[Figure content listings]:
## Start

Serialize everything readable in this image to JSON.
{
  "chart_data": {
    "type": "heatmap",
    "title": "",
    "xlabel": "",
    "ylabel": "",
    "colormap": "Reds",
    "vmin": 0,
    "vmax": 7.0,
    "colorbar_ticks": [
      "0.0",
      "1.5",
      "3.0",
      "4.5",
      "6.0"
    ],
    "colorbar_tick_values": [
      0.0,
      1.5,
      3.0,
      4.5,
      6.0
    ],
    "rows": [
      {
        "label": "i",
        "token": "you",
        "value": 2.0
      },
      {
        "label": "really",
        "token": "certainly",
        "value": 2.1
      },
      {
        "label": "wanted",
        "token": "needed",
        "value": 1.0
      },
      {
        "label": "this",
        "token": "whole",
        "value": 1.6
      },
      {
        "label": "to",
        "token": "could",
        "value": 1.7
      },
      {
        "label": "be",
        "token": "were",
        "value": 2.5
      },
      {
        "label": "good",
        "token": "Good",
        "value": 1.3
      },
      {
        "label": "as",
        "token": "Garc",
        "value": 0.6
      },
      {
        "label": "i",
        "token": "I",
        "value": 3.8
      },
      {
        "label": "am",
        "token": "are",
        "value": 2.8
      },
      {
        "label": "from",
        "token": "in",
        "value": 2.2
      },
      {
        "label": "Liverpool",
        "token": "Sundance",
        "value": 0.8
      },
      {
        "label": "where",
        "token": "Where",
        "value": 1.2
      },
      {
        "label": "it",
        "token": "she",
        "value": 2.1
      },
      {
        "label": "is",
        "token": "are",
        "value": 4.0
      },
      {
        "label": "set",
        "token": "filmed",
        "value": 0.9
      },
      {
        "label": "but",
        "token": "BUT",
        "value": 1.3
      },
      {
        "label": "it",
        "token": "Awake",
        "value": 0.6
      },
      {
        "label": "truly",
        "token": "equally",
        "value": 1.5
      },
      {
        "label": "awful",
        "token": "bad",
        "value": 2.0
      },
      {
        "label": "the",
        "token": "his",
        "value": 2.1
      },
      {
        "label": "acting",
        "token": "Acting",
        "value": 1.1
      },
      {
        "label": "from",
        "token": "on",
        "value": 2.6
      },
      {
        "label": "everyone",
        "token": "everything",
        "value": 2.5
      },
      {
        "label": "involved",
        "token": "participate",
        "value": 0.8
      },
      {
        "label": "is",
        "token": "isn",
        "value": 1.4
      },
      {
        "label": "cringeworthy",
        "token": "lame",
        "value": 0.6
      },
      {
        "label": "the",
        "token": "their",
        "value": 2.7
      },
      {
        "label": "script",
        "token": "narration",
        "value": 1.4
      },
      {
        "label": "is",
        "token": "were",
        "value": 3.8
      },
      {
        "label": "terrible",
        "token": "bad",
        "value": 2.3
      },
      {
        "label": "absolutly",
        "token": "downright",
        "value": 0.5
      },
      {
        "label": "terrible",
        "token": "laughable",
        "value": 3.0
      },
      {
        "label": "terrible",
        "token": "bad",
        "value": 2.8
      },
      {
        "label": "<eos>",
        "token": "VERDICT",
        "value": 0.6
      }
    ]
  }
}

## End

[EXERCISE OBJECTIVE]: Would you give the material above again, complete and exact?

[SOLUTION]:
Serialize everything readable in this image to JSON.
{
  "chart_data": {
    "type": "heatmap",
    "title": "",
    "xlabel": "",
    "ylabel": "",
    "colormap": "Reds",
    "vmin": 0,
    "vmax": 7.0,
    "colorbar_ticks": [
      "0.0",
      "1.5",
      "3.0",
      "4.5",
      "6.0"
    ],
    "colorbar_tick_values": [
      0.0,
      1.5,
      3.0,
      4.5,
      6.0
    ],
    "rows": [
      {
        "label": "i",
        "token": "you",
        "value": 2.0
      },
      {
        "label": "really",
        "token": "certainly",
        "value": 2.1
      },
      {
        "label": "wanted",
        "token": "needed",
        "value": 1.0
      },
      {
        "label": "this",
        "token": "whole",
        "value": 1.6
      },
      {
        "label": "to",
        "token": "could",
        "value": 1.7
      },
      {
        "label": "be",
        "token": "were",
        "value": 2.5
      },
      {
        "label": "good",
        "token": "Good",
        "value": 1.3
      },
      {
        "label": "as",
        "token": "Garc",
        "value": 0.6
      },
      {
        "label": "i",
        "token": "I",
        "value": 3.8
      },
      {
        "label": "am",
        "token": "are",
        "value": 2.8
      },
      {
        "label": "from",
        "token": "in",
        "value": 2.2
      },
      {
        "label": "Liverpool",
        "token": "Sundance",
        "value": 0.8
      },
      {
        "label": "where",
        "token": "Where",
        "value": 1.2
      },
      {
        "label": "it",
        "token": "she",
        "value": 2.1
      },
      {
        "label": "is",
        "token": "are",
        "value": 4.0
      },
      {
        "label": "set",
        "token": "filmed",
        "value": 0.9
      },
      {
        "label": "but",
        "token": "BUT",
        "value": 1.3
      },
      {
        "label": "it",
        "token": "Awake",
        "value": 0.6
      },
      {
        "label": "truly",
        "token": "equally",
        "value": 1.5
      },
      {
        "label": "awful",
        "token": "bad",
        "value": 2.0
      },
      {
        "label": "the",
        "token": "his",
        "value": 2.1
      },
      {
        "label": "acting",
        "token": "Acting",
        "value": 1.1
      },
      {
        "label": "from",
        "token": "on",
        "value": 2.6
      },
      {
        "label": "everyone",
        "token": "everything",
        "value": 2.5
      },
      {
        "label": "involved",
        "token": "participate",
        "value": 0.8
      },
      {
        "label": "is",
        "token": "isn",
        "value": 1.4
      },
      {
        "label": "cringeworthy",
        "token": "lame",
        "value": 0.6
      },
      {
        "label": "the",
        "token": "their",
        "value": 2.7
      },
      {
        "label": "script",
        "token": "narration",
        "value": 1.4
      },
      {
        "label": "is",
        "token": "were",
        "value": 3.8
      },
      {
        "label": "terrible",
        "token": "bad",
        "value": 2.3
      },
      {
        "label": "absolutly",
        "token": "downright",
        "value": 0.5
      },
      {
        "label": "terrible",
        "token": "laughable",
        "value": 3.0
      },
      {
        "label": "terrible",
        "token": "bad",
        "value": 2.8
      },
      {
        "label": "<eos>",
        "token": "VERDICT",
        "value": 0.6
      }
    ]
  }
}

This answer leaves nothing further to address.